(WORK INSTRUCTIONS): Nothing before the line containing "What data populates" belongs in the answer; quote that line and all lines after it through the end of the material, word for word.

(Dataset records)
__________________________________________________

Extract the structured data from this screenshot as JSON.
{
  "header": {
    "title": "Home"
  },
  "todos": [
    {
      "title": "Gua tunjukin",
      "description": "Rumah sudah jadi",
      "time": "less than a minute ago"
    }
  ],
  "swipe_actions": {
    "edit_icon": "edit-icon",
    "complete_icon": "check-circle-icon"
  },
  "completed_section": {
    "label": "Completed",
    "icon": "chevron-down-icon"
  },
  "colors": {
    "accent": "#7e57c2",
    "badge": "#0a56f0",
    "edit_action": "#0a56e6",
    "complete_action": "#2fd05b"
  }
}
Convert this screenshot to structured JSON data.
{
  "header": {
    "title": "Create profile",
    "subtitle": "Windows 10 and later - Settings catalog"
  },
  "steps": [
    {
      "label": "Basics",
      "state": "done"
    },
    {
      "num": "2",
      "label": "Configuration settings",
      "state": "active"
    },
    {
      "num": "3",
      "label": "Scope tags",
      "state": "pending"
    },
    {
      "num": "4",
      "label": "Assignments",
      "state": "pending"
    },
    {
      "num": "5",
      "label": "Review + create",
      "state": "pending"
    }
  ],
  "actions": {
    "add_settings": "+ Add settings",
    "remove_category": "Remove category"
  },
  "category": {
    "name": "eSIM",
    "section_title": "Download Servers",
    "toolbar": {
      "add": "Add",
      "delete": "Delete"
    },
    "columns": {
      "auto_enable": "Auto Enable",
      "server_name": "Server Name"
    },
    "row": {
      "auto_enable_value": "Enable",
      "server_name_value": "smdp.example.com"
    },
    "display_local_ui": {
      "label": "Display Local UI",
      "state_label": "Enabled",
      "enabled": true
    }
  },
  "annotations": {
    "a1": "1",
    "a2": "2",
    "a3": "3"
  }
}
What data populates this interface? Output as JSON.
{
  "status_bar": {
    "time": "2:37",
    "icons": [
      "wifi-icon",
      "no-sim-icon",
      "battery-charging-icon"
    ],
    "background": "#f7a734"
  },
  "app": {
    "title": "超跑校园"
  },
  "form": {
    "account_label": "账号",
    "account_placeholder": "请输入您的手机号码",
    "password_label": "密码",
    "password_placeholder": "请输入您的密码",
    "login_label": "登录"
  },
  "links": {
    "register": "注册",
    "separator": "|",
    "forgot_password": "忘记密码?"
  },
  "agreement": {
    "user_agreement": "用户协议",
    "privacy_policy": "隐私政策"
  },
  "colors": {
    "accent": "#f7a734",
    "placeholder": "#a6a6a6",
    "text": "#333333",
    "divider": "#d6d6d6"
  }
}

__________________________________________________

(FINAL ANSWER):
What data populates this interface? Output as JSON.
{
  "status_bar": {
    "time": "2:37",
    "icons": [
      "wifi-icon",
      "no-sim-icon",
      "battery-charging-icon"
    ],
    "background": "#f7a734"
  },
  "app": {
    "title": "超跑校园"
  },
  "form": {
    "account_label": "账号",
    "account_placeholder": "请输入您的手机号码",
    "password_label": "密码",
    "password_placeholder": "请输入您的密码",
    "login_label": "登录"
  },
  "links": {
    "register": "注册",
    "separator": "|",
    "forgot_password": "忘记密码?"
  },
  "agreement": {
    "user_agreement": "用户协议",
    "privacy_policy": "隐私政策"
  },
  "colors": {
    "accent": "#f7a734",
    "placeholder": "#a6a6a6",
    "text": "#333333",
    "divider": "#d6d6d6"
  }
}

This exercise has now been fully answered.